═══ DATA LISTING

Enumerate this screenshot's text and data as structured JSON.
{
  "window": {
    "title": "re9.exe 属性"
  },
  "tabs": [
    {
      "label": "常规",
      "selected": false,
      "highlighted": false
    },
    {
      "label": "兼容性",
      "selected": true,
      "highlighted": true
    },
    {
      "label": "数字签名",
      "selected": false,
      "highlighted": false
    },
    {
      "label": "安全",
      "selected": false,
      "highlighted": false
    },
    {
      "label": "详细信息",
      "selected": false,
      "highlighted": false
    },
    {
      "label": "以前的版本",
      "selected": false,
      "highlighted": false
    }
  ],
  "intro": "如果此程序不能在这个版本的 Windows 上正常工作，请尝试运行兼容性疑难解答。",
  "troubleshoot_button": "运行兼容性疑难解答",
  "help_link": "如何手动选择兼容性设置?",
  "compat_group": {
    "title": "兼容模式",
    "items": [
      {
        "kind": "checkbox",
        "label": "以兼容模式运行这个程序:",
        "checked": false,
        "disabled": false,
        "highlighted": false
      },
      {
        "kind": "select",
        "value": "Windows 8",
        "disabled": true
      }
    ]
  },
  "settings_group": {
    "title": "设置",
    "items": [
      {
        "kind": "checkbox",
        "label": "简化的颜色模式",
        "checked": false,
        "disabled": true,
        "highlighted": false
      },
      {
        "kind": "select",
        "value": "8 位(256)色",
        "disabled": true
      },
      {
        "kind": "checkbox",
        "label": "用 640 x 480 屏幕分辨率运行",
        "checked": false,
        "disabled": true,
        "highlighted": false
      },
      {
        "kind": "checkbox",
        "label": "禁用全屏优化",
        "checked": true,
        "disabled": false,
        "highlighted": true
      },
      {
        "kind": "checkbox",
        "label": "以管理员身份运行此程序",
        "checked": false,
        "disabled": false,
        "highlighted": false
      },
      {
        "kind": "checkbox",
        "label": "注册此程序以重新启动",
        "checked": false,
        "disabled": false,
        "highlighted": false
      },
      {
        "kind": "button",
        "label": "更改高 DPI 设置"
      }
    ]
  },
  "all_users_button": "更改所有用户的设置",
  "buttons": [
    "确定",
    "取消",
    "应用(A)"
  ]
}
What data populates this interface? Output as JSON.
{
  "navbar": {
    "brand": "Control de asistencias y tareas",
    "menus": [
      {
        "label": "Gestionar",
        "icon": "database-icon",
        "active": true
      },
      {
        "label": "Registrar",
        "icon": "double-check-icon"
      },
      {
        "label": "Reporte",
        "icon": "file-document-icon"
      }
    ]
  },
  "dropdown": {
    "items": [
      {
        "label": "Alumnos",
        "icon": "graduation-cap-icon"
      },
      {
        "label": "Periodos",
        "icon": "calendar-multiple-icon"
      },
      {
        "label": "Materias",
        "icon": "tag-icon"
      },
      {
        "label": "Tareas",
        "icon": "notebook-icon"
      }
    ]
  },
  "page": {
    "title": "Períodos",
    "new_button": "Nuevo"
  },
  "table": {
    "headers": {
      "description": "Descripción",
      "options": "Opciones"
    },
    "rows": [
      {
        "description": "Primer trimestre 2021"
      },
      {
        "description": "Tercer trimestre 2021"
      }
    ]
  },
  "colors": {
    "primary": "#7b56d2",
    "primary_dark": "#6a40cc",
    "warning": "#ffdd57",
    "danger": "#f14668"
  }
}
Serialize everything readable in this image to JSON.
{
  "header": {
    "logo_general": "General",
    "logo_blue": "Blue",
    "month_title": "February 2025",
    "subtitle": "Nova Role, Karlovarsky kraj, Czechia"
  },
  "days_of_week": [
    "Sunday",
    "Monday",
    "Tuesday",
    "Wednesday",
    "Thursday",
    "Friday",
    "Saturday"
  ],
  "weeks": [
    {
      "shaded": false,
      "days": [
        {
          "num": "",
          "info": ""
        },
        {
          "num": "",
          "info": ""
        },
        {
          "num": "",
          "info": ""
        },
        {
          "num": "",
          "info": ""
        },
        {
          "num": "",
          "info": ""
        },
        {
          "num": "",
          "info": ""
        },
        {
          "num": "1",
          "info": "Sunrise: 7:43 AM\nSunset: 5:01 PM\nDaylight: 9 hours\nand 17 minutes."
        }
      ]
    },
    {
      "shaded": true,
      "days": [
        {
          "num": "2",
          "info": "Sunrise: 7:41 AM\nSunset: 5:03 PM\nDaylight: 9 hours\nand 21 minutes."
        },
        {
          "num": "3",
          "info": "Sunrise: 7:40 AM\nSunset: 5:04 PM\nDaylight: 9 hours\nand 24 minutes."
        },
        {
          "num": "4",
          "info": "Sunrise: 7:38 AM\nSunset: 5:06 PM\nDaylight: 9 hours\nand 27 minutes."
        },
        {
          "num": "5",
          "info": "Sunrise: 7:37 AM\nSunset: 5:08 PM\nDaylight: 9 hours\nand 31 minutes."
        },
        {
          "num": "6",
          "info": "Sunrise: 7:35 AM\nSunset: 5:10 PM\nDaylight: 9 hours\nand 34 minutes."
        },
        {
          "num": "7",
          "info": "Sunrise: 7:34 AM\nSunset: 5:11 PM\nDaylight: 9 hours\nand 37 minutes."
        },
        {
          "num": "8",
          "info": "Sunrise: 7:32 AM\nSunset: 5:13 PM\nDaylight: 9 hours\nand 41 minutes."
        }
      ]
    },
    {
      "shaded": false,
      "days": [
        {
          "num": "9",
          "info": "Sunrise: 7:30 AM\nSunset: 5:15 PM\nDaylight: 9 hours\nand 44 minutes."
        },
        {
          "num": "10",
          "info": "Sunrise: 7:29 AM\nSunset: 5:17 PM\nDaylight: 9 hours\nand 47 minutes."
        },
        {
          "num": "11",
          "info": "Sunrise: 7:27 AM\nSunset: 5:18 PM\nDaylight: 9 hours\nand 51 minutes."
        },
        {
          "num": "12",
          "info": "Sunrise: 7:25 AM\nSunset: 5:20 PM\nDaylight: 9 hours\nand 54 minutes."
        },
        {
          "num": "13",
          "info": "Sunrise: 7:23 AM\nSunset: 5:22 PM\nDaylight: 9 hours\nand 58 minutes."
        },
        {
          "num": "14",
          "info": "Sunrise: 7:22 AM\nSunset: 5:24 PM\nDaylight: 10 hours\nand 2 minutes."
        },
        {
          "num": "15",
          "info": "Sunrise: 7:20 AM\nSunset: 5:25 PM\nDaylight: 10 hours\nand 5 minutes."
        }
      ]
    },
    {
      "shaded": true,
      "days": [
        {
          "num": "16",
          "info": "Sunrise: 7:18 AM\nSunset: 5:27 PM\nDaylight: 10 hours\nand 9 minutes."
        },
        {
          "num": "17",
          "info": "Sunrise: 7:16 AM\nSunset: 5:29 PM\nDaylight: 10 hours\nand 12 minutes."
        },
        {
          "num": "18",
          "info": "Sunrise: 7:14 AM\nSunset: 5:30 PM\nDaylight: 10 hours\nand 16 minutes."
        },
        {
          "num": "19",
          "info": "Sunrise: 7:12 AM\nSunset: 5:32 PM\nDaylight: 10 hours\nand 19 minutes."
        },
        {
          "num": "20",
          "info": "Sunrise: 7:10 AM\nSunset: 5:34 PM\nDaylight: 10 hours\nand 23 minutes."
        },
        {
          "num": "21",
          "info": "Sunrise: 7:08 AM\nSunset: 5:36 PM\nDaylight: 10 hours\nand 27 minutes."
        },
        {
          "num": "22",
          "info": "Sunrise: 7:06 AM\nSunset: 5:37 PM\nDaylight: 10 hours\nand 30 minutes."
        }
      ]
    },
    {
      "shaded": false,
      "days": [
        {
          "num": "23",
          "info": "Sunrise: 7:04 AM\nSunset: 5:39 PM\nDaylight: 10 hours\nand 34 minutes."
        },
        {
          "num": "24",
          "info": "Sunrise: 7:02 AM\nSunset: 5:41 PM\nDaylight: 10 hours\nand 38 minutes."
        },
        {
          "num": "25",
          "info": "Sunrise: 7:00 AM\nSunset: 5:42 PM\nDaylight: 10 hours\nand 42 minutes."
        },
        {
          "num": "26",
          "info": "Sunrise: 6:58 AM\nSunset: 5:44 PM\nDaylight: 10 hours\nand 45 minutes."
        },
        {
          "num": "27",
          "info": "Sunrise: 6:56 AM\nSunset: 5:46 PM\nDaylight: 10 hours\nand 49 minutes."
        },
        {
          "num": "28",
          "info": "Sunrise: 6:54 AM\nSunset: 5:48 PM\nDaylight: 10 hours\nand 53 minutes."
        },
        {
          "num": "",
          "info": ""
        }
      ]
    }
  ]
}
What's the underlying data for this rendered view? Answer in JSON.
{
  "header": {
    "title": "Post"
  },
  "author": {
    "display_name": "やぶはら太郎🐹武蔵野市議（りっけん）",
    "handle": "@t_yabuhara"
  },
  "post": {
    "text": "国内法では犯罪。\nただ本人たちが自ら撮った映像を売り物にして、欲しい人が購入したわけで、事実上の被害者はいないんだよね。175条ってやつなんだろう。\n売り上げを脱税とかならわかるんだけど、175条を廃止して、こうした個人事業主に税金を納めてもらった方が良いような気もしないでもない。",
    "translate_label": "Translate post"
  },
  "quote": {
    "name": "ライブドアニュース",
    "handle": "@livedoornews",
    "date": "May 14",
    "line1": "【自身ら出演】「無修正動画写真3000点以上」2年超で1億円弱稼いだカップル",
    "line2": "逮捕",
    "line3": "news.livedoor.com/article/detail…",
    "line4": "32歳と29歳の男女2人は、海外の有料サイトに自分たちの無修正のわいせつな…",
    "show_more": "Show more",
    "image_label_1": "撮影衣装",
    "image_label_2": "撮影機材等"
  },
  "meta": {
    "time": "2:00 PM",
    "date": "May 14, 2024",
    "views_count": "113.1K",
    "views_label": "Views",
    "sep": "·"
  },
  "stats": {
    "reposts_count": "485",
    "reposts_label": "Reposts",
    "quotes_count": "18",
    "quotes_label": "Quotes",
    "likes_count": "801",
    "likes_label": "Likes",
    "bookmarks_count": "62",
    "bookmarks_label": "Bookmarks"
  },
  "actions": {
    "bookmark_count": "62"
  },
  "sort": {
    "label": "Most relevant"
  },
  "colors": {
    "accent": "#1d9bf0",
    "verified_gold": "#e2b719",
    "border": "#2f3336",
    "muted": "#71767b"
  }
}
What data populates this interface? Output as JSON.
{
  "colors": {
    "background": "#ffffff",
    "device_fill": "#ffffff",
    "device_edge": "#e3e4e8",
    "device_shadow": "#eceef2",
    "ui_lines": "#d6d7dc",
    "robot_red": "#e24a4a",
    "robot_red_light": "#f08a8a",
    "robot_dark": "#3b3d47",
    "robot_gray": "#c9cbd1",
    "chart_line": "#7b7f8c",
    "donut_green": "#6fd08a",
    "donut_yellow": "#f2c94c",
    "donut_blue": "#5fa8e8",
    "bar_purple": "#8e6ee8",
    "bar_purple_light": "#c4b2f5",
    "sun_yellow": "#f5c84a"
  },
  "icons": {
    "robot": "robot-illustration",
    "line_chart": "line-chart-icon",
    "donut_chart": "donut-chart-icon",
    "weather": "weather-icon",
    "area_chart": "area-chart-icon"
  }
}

══════

AIM: List every line above that contains the word "this".

EXERCISE OUTPUT:
Enumerate this screenshot's text and data as structured JSON.
What data populates this interface? Output as JSON.
Serialize everything readable in this image to JSON.
What's the underlying data for this rendered view? Answer in JSON.
What data populates this interface? Output as JSON.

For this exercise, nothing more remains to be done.